Requirement :: Gather up every line that includes the string "задачи".

═══ Provided entries

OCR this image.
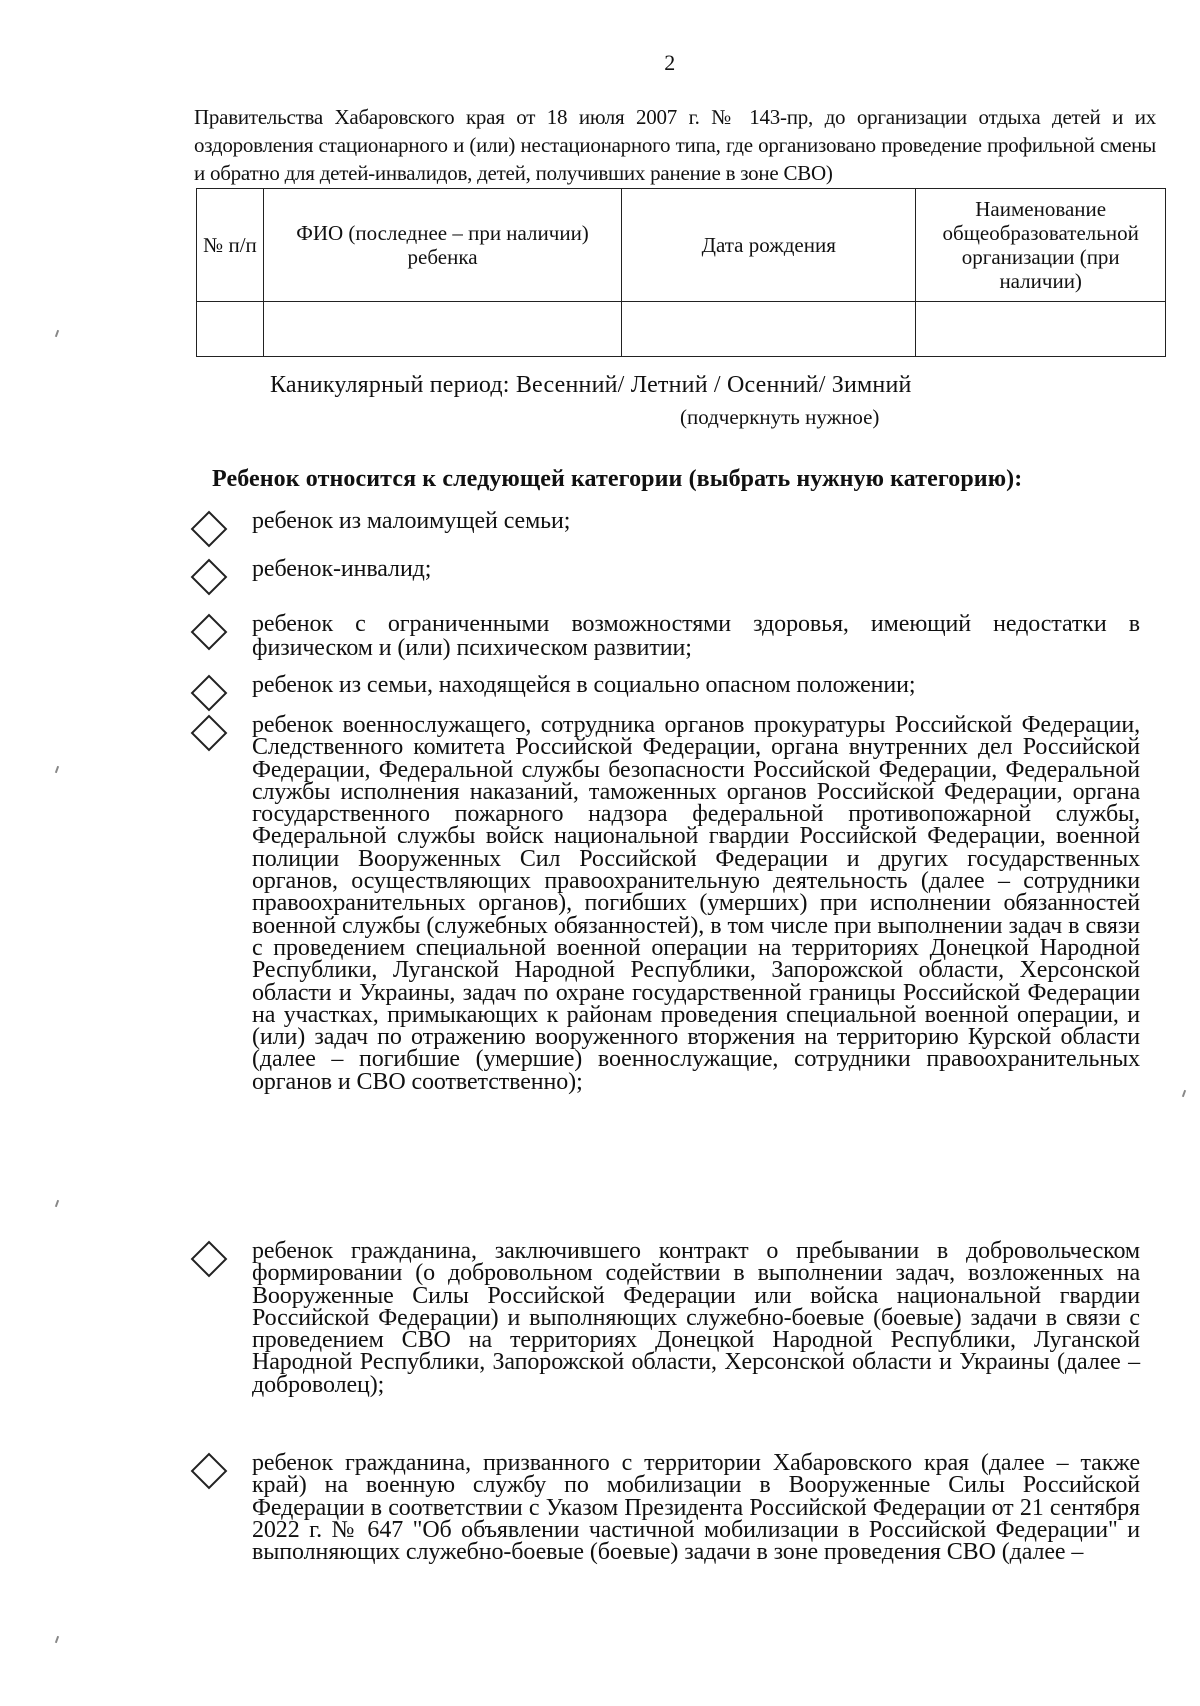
2
Правительства Хабаровского края от 18 июля 2007 г. № 143-пр, до организации отдыха детей и их оздоровления стационарного и (или) нестационарного типа, где организовано проведение профильной смены и обратно для детей-инвалидов, детей, получивших ранение в зоне СВО)
№ п/п	ФИО (последнее – при наличии) ребенка	Дата рождения	Наименование общеобразовательной организации (при наличии)

Каникулярный период: Весенний/ Летний / Осенний/ Зимний
(подчеркнуть нужное)
Ребенок относится к следующей категории (выбрать нужную категорию):
ребенок из малоимущей семьи;
ребенок-инвалид;
ребенок с ограниченными возможностями здоровья, имеющий недостатки в физическом и (или) психическом развитии;
ребенок из семьи, находящейся в социально опасном положении;
ребенок военнослужащего, сотрудника органов прокуратуры Российской Федерации, Следственного комитета Российской Федерации, органа внутренних дел Российской Федерации, Федеральной службы безопасности Российской Федерации, Федеральной службы исполнения наказаний, таможенных органов Российской Федерации, органа государственного пожарного надзора федеральной противопожарной службы, Федеральной службы войск национальной гвардии Российской Федерации, военной полиции Вооруженных Сил Российской Федерации и других государственных органов, осуществляющих правоохранительную деятельность (далее – сотрудники правоохранительных органов), погибших (умерших) при исполнении обязанностей военной службы (служебных обязанностей), в том числе при выполнении задач в связи с проведением специальной военной операции на территориях Донецкой Народной Республики, Луганской Народной Республики, Запорожской области, Херсонской области и Украины, задач по охране государственной границы Российской Федерации на участках, примыкающих к районам проведения специальной военной операции, и (или) задач по отражению вооруженного вторжения на территорию Курской области (далее – погибшие (умершие) военнослужащие, сотрудники правоохранительных органов и СВО соответственно);
ребенок гражданина, заключившего контракт о пребывании в добровольческом формировании (о добровольном содействии в выполнении задач, возложенных на Вооруженные Силы Российской Федерации или войска национальной гвардии Российской Федерации) и выполняющих служебно-боевые (боевые) задачи в связи с проведением СВО на территориях Донецкой Народной Республики, Луганской Народной Республики, Запорожской области, Херсонской области и Украины (далее – доброволец);
ребенок гражданина, призванного с территории Хабаровского края (далее – также край) на военную службу по мобилизации в Вооруженные Силы Российской Федерации в соответствии с Указом Президента Российской Федерации от 21 сентября 2022 г. № 647 "Об объявлении частичной мобилизации в Российской Федерации" и выполняющих служебно-боевые (боевые) задачи в зоне проведения СВО (далее –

══════

Task response ::
ребенок гражданина, заключившего контракт о пребывании в добровольческом формировании (о добровольном содействии в выполнении задач, возложенных на Вооруженные Силы Российской Федерации или войска национальной гвардии Российской Федерации) и выполняющих служебно-боевые (боевые) задачи в связи с проведением СВО на территориях Донецкой Народной Республики, Луганской Народной Республики, Запорожской области, Херсонской области и Украины (далее – доброволец);
ребенок гражданина, призванного с территории Хабаровского края (далее – также край) на военную службу по мобилизации в Вооруженные Силы Российской Федерации в соответствии с Указом Президента Российской Федерации от 21 сентября 2022 г. № 647 "Об объявлении частичной мобилизации в Российской Федерации" и выполняющих служебно-боевые (боевые) задачи в зоне проведения СВО (далее –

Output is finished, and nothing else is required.